[Problem statement]:
Select each line where the word "values" appears.

[Exercise data]:

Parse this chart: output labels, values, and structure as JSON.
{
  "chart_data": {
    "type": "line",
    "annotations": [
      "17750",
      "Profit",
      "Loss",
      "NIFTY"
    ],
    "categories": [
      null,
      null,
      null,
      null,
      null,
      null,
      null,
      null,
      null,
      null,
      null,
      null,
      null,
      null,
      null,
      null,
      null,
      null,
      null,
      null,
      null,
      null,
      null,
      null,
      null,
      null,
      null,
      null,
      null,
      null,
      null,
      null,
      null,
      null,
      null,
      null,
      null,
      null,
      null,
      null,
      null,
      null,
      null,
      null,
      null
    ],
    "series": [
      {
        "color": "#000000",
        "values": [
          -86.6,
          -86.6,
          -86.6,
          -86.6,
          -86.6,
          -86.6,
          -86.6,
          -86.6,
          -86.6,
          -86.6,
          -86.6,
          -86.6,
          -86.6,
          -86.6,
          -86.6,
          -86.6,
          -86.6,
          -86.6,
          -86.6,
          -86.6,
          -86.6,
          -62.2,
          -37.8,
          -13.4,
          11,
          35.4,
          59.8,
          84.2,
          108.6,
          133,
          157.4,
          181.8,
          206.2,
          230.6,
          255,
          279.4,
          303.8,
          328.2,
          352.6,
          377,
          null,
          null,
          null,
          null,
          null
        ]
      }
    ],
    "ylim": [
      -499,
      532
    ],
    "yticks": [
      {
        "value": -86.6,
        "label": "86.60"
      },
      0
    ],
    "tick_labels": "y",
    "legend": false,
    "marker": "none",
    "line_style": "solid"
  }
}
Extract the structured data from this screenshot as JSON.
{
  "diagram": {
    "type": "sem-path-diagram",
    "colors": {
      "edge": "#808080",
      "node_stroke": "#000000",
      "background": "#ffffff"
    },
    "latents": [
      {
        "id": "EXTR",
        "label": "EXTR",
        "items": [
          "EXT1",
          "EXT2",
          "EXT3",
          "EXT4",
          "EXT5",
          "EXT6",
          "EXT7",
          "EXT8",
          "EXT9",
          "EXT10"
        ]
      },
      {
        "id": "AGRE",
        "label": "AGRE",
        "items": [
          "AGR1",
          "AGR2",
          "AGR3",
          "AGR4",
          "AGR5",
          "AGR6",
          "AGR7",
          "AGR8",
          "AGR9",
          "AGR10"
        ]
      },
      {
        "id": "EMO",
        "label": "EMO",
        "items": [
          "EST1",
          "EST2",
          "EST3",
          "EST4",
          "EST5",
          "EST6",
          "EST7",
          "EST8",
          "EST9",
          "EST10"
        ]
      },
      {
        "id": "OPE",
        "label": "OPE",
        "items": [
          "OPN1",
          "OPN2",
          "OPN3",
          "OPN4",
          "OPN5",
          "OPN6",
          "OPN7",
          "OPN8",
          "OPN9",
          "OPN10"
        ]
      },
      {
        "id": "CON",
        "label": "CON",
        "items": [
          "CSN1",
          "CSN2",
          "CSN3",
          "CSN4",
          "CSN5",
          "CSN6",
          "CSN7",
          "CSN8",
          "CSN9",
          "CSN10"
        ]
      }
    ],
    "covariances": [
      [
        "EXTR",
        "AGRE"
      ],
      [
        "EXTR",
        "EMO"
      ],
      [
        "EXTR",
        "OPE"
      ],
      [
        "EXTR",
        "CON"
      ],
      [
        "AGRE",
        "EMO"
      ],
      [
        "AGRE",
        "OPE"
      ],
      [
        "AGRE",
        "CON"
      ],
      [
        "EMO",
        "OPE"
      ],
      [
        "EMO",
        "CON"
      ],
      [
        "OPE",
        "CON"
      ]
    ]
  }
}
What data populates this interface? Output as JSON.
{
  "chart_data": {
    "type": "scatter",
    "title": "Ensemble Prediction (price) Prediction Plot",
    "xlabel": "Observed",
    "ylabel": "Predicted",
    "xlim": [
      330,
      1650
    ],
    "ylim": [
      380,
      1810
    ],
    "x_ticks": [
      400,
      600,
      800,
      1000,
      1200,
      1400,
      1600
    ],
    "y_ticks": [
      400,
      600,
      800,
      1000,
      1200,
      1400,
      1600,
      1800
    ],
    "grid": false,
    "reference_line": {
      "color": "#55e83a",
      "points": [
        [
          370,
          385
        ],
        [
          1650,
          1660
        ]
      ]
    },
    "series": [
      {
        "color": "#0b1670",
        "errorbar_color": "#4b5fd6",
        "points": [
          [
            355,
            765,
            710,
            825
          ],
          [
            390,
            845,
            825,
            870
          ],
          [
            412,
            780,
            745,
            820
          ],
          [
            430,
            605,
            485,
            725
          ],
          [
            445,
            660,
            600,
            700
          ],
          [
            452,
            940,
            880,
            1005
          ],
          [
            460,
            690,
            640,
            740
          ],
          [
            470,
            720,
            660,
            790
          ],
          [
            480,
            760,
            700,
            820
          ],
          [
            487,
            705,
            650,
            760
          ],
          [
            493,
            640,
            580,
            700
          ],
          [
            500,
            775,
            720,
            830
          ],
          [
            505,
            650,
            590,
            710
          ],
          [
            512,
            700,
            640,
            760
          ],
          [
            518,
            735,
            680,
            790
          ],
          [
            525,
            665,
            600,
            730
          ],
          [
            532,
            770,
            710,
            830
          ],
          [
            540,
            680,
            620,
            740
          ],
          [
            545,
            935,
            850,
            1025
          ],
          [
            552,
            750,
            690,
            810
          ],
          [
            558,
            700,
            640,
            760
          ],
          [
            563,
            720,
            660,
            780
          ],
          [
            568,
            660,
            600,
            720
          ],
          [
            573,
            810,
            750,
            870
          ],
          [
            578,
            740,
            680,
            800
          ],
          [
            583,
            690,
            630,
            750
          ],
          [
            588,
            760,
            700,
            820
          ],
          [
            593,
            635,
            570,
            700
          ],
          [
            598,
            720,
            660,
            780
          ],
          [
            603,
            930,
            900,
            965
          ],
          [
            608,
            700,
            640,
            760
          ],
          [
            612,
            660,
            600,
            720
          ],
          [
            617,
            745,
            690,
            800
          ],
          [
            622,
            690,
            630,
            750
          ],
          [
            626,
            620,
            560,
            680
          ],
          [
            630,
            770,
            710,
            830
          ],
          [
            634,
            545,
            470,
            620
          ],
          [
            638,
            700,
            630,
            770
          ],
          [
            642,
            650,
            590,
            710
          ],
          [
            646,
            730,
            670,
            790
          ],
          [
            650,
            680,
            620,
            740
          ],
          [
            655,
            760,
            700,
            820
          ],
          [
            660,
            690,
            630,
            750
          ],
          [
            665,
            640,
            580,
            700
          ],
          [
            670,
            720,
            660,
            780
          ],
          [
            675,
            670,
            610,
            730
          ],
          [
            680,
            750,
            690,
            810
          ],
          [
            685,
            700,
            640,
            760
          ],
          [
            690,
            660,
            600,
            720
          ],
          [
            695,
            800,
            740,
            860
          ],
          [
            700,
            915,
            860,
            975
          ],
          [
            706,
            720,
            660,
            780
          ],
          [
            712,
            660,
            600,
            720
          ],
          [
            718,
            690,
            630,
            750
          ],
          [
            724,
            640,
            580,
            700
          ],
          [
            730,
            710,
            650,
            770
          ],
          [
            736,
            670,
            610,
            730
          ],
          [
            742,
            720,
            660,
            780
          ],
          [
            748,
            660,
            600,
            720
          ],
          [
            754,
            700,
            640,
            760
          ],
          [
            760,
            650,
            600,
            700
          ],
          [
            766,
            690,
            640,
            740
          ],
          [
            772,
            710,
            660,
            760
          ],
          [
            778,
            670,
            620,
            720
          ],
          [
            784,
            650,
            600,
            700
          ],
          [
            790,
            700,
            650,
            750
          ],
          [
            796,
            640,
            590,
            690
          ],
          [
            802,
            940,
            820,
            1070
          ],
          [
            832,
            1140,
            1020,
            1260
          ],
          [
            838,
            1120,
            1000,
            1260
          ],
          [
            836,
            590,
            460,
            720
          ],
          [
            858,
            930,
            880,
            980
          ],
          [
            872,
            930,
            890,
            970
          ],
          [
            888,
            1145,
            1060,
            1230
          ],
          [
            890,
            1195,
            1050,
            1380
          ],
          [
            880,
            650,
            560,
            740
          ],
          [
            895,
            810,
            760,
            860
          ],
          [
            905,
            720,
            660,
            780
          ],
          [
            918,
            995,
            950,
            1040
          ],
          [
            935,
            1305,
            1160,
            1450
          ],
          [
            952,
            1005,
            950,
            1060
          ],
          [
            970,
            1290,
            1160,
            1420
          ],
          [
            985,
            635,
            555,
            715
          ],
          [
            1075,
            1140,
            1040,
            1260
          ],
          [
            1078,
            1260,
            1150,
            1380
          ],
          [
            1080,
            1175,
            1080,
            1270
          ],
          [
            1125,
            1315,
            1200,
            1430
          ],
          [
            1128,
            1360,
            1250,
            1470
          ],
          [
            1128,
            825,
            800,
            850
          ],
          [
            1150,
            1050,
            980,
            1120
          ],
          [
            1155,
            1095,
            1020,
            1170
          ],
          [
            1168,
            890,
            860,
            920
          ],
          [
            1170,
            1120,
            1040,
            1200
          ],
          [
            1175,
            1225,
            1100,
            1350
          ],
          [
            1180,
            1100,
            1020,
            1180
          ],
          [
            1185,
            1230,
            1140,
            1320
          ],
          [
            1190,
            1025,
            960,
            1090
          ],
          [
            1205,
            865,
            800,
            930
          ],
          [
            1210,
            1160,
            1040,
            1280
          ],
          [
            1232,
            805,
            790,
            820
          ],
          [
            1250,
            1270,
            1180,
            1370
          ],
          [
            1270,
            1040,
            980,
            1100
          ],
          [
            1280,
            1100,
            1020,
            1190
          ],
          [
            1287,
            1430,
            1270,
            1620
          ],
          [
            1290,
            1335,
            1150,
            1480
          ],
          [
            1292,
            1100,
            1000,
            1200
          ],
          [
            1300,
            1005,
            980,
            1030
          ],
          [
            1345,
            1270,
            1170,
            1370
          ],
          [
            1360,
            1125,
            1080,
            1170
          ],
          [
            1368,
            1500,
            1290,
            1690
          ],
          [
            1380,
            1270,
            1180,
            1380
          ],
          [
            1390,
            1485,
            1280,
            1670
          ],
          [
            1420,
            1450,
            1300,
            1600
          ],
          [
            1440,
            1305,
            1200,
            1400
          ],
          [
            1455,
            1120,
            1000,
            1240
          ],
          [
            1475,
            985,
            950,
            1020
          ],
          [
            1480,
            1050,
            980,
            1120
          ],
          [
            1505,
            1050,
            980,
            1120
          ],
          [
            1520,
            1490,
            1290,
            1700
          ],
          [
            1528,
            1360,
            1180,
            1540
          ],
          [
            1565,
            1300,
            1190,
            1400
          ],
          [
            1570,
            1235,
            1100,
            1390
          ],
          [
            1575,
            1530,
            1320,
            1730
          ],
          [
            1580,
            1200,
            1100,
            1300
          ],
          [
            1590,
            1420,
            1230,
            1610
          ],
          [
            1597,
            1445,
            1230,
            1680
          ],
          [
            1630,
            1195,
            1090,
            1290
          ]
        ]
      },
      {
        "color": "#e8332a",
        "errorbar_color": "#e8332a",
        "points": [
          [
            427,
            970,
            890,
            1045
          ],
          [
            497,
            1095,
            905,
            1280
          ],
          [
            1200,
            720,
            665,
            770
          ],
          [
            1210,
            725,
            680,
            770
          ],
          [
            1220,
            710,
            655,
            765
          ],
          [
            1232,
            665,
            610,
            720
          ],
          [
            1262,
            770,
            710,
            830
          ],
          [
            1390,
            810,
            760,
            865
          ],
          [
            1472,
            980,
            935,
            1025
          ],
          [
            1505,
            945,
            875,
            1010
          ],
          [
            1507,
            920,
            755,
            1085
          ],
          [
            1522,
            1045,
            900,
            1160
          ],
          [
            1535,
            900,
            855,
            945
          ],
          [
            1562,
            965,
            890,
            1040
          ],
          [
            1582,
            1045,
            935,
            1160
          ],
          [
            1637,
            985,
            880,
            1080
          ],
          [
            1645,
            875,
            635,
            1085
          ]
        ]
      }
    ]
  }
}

[Result]:
Parse this chart: output labels, values, and structure as JSON.
        "values": [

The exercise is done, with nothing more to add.